Problem = Each line below that holds the string "document" counts once; report the total and nothing else.

[Start of Attachment]

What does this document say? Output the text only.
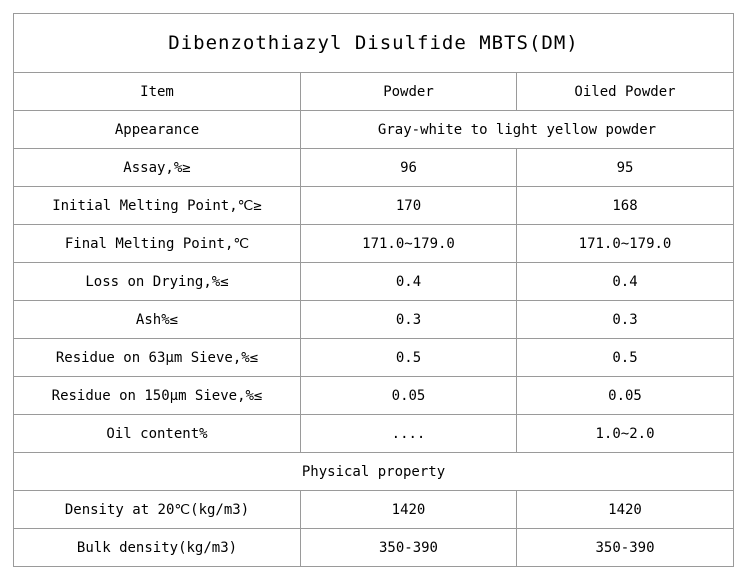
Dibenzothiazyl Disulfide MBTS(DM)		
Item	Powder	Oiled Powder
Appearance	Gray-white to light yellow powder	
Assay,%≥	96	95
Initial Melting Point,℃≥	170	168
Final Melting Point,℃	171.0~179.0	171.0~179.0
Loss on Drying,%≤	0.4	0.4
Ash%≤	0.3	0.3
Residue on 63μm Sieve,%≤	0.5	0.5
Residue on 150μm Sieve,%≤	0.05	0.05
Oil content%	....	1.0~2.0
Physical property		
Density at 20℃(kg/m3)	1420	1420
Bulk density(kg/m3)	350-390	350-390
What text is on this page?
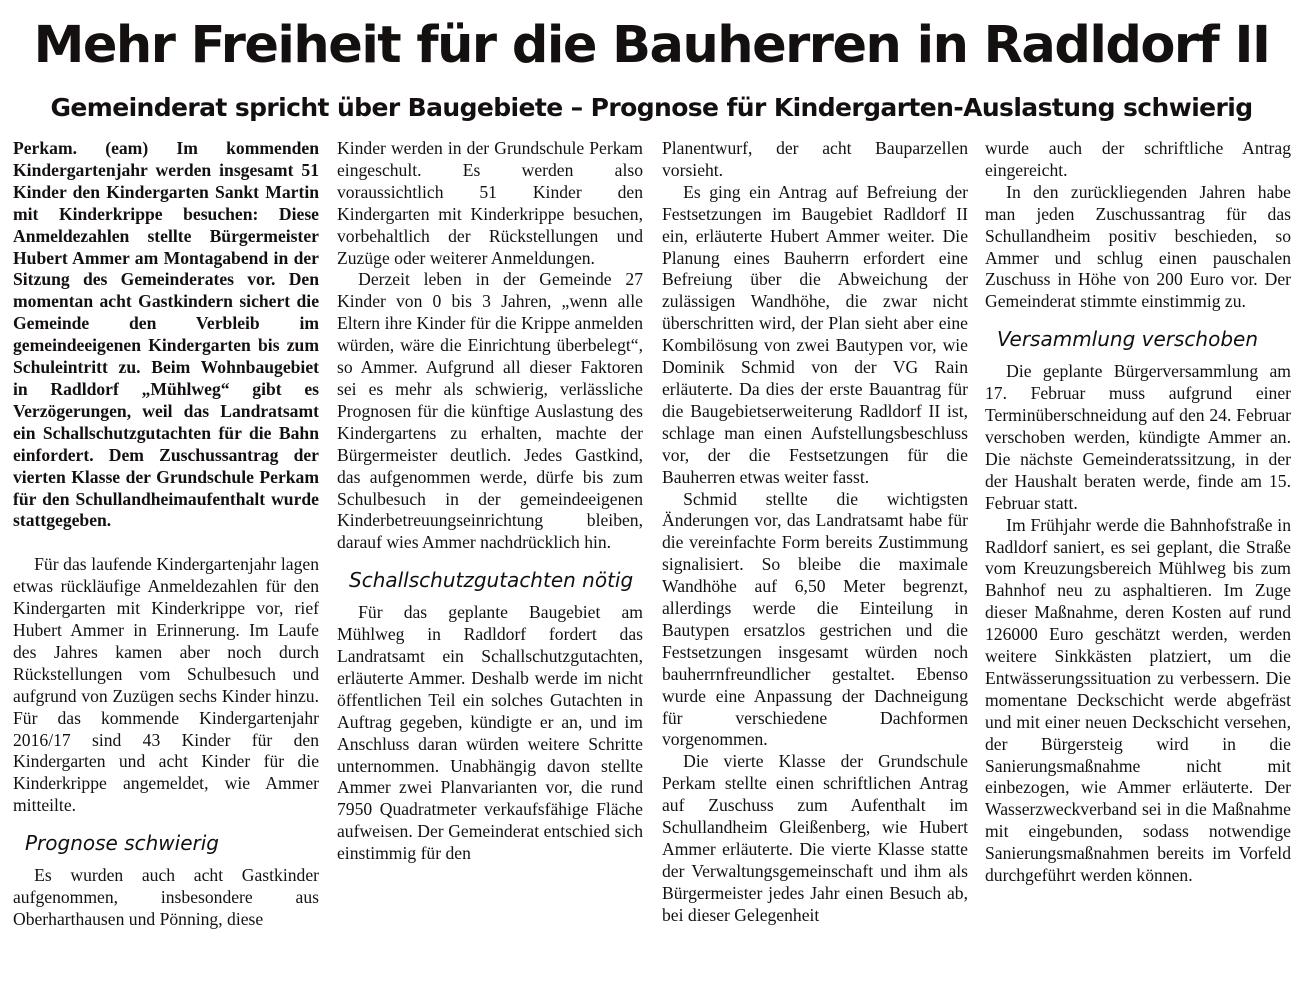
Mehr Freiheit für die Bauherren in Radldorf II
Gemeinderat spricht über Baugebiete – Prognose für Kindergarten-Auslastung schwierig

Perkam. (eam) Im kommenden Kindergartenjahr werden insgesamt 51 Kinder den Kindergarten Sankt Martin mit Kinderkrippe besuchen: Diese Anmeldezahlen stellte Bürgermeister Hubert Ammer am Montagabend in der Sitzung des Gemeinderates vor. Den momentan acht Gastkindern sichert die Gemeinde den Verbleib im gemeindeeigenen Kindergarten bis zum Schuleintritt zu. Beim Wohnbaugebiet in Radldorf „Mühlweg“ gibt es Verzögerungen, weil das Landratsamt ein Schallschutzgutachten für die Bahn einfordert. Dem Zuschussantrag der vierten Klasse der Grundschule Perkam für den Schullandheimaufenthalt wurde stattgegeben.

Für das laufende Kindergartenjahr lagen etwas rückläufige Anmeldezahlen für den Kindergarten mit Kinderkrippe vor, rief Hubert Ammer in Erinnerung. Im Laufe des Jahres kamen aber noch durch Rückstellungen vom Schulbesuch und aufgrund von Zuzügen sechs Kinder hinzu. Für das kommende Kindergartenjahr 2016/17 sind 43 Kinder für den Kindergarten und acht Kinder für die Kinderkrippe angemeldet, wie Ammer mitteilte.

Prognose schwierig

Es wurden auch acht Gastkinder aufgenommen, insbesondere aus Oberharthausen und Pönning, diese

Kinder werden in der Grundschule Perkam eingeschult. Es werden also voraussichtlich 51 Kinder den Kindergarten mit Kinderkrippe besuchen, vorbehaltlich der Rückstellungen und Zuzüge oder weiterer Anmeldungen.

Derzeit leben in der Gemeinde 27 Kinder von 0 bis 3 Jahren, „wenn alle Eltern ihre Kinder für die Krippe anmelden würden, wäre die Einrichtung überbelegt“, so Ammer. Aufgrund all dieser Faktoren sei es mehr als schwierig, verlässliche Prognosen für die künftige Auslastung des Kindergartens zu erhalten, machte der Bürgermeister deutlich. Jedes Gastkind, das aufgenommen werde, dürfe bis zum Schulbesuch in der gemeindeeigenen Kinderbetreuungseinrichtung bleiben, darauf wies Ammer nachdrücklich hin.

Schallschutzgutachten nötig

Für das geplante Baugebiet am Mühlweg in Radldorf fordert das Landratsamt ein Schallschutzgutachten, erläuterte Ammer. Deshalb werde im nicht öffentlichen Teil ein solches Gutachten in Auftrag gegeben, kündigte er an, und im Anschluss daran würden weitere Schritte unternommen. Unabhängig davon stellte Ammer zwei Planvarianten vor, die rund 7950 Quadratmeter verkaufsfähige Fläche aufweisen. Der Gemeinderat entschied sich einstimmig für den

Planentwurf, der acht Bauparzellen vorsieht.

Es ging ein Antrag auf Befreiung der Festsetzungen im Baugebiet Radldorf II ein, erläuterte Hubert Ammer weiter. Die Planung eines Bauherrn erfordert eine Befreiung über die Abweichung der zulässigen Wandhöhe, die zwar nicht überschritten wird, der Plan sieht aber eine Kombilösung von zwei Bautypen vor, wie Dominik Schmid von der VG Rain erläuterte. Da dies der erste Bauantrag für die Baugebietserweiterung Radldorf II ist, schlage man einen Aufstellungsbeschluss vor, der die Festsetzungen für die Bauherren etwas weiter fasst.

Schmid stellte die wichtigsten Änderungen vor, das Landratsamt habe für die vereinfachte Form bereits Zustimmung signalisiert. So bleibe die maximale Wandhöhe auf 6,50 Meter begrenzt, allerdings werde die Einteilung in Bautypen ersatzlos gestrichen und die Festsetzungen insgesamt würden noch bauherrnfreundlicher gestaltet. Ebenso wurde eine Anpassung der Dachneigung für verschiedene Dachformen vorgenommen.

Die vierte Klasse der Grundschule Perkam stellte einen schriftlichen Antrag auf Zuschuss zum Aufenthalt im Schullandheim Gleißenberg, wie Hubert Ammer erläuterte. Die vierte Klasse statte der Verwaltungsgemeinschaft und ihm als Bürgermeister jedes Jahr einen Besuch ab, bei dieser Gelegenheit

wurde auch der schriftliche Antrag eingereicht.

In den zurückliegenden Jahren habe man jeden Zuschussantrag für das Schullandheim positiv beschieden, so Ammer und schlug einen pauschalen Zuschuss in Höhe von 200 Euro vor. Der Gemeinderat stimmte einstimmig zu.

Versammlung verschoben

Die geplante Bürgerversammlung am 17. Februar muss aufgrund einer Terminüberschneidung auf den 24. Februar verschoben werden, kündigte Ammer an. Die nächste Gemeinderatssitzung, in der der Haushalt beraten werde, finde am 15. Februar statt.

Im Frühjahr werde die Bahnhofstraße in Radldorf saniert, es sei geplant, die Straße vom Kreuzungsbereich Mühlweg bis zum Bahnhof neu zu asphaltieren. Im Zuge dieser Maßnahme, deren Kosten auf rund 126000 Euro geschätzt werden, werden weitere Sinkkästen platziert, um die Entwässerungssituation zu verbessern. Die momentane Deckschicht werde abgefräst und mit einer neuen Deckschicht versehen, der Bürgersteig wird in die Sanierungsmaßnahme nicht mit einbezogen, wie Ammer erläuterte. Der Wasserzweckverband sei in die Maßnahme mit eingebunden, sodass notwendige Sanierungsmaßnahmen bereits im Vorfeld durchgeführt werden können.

[End of Attachment]
[Start of Attachment]

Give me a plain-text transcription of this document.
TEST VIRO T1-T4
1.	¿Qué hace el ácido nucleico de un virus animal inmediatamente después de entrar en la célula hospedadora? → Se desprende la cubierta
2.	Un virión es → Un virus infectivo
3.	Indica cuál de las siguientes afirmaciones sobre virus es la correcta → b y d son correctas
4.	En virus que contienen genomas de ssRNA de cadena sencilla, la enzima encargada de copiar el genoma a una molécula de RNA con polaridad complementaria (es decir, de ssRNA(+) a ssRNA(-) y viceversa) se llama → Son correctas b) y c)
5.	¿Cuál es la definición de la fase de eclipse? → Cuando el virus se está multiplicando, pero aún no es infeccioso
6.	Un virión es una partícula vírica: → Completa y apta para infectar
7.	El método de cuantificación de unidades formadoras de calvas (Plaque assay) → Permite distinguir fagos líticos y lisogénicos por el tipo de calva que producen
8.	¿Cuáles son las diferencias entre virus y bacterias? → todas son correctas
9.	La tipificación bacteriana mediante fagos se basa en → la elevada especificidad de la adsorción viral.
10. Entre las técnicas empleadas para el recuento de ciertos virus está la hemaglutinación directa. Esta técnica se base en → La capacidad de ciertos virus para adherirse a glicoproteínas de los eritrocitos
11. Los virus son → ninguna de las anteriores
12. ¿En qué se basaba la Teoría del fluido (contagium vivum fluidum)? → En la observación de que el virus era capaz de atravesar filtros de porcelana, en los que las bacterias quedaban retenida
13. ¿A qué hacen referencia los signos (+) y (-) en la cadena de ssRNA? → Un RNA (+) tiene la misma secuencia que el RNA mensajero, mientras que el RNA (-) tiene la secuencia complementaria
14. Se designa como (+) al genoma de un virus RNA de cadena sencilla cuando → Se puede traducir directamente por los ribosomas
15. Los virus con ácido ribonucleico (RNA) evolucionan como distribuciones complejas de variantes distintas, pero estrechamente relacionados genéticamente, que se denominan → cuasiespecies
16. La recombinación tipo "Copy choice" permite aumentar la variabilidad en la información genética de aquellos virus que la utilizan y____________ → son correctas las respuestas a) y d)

[End of Attachment]

Completed task = 2